= What you need to do =
In the records below, tally every line containing "atrás". Report only the total.
--- Begin Data listing ---
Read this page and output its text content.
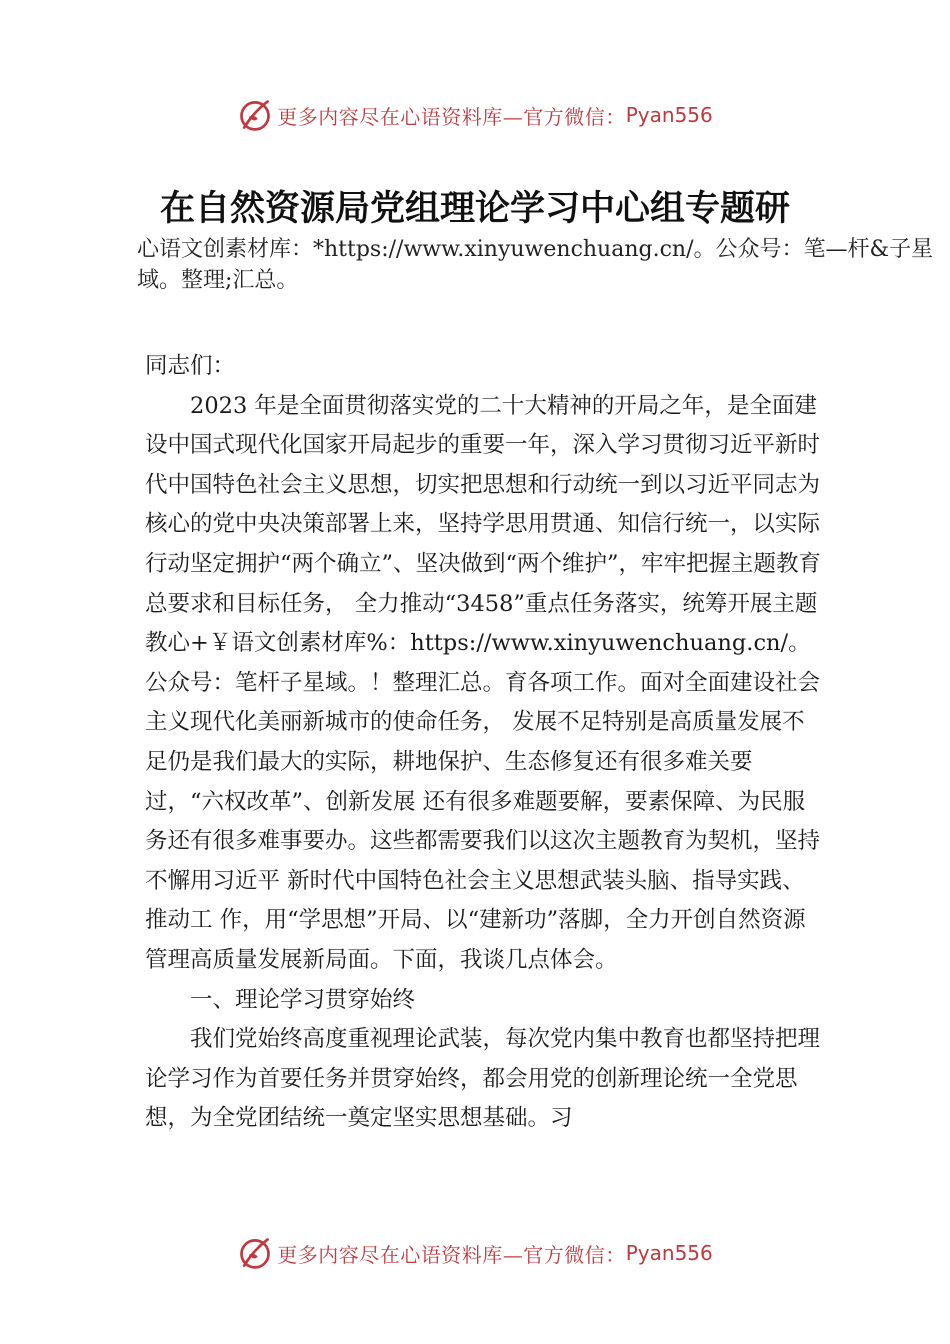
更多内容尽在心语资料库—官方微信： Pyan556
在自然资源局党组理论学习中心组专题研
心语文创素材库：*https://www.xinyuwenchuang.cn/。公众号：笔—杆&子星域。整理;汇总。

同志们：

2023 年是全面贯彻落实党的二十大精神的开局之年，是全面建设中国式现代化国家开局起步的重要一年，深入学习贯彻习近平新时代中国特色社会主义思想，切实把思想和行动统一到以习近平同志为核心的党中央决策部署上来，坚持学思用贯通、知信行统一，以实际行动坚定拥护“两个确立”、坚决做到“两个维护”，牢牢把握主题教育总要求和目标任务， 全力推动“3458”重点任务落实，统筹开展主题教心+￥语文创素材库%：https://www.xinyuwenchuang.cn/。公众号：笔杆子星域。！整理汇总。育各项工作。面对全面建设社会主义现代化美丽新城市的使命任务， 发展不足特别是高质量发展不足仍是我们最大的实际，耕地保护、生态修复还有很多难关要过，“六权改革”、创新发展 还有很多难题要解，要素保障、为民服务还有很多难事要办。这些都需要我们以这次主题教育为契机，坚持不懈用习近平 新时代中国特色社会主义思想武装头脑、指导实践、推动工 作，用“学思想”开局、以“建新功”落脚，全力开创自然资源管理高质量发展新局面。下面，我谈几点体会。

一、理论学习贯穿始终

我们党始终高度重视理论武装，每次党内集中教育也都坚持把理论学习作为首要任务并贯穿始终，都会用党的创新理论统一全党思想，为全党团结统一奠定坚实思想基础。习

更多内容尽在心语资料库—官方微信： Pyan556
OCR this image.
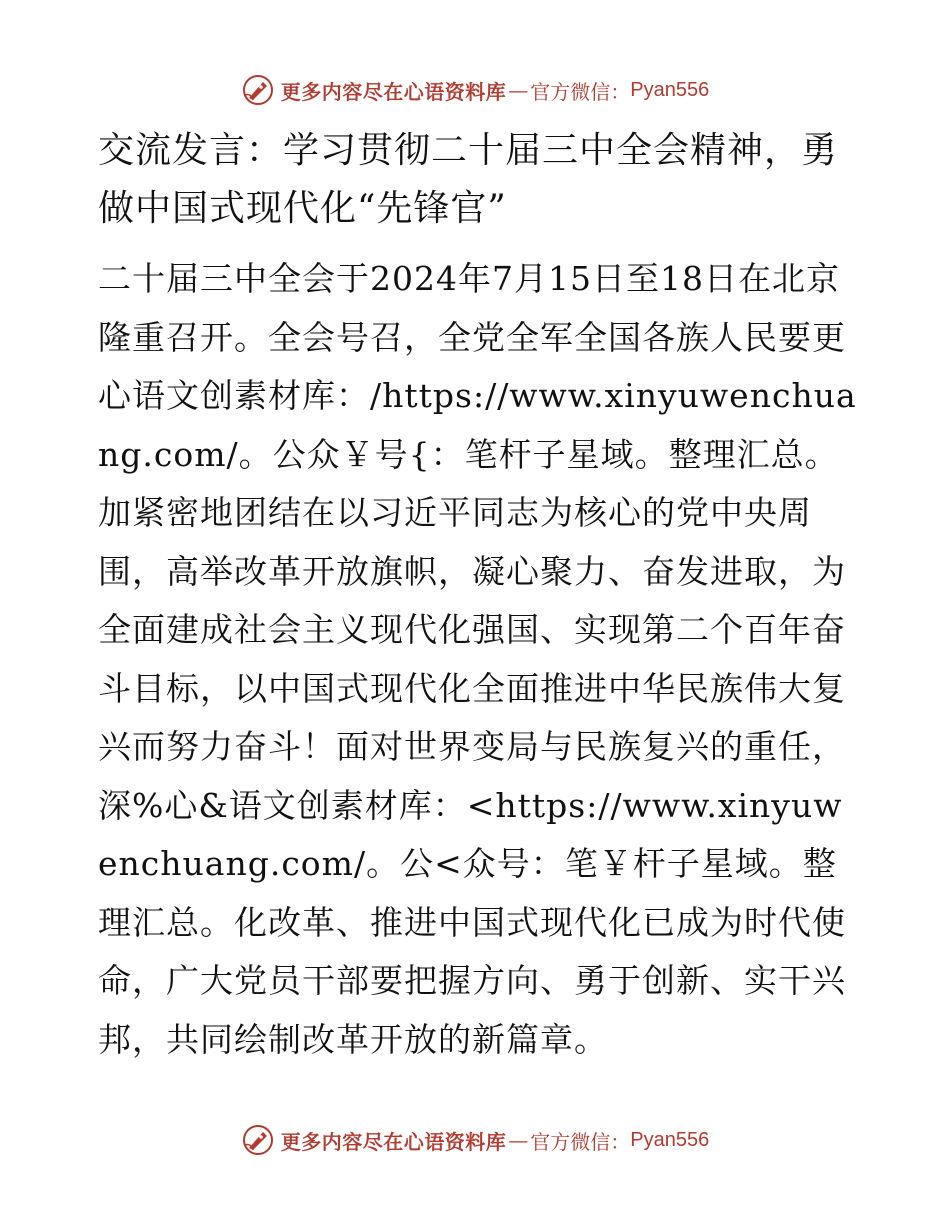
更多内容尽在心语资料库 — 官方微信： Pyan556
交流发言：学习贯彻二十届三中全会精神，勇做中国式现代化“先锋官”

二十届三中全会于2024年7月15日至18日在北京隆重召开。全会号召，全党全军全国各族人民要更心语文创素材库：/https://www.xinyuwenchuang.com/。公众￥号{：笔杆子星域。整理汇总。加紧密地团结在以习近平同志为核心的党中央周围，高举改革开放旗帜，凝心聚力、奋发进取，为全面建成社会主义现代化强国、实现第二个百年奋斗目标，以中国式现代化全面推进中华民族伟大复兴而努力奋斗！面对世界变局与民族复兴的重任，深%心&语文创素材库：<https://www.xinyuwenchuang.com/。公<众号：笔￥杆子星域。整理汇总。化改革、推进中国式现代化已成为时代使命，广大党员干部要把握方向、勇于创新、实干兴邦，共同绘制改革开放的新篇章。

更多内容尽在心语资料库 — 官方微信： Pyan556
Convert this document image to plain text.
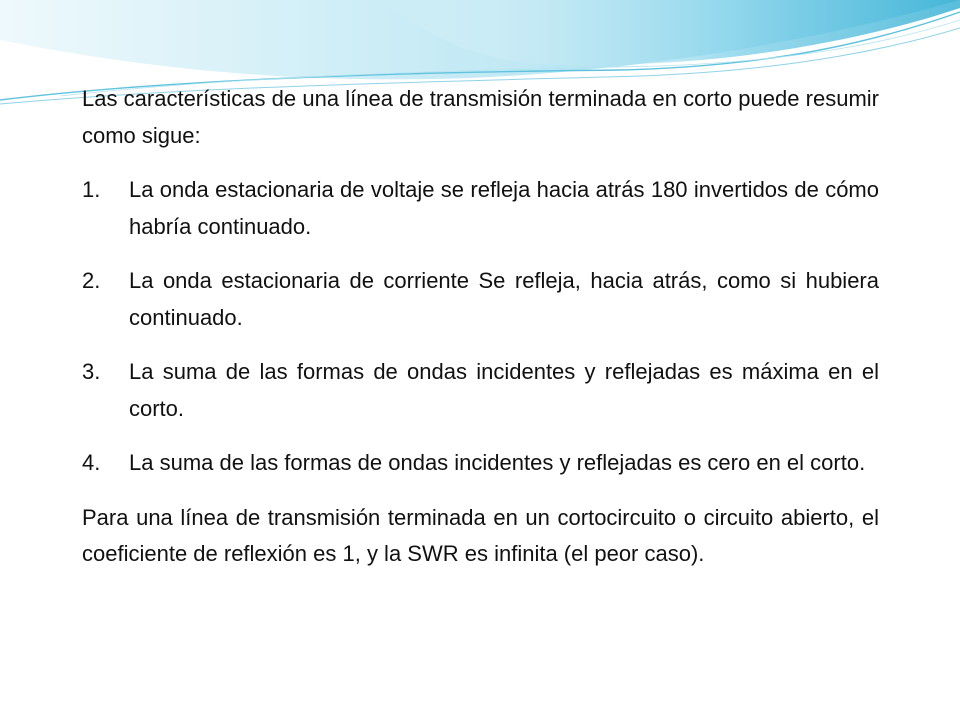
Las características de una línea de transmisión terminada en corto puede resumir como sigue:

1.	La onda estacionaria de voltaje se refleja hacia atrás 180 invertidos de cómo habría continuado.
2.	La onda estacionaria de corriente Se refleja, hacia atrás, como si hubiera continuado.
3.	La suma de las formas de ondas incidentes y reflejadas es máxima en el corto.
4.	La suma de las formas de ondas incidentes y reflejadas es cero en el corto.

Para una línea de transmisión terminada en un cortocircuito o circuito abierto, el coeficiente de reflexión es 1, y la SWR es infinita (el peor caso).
--- End Data listing ---
= Result of the task =
2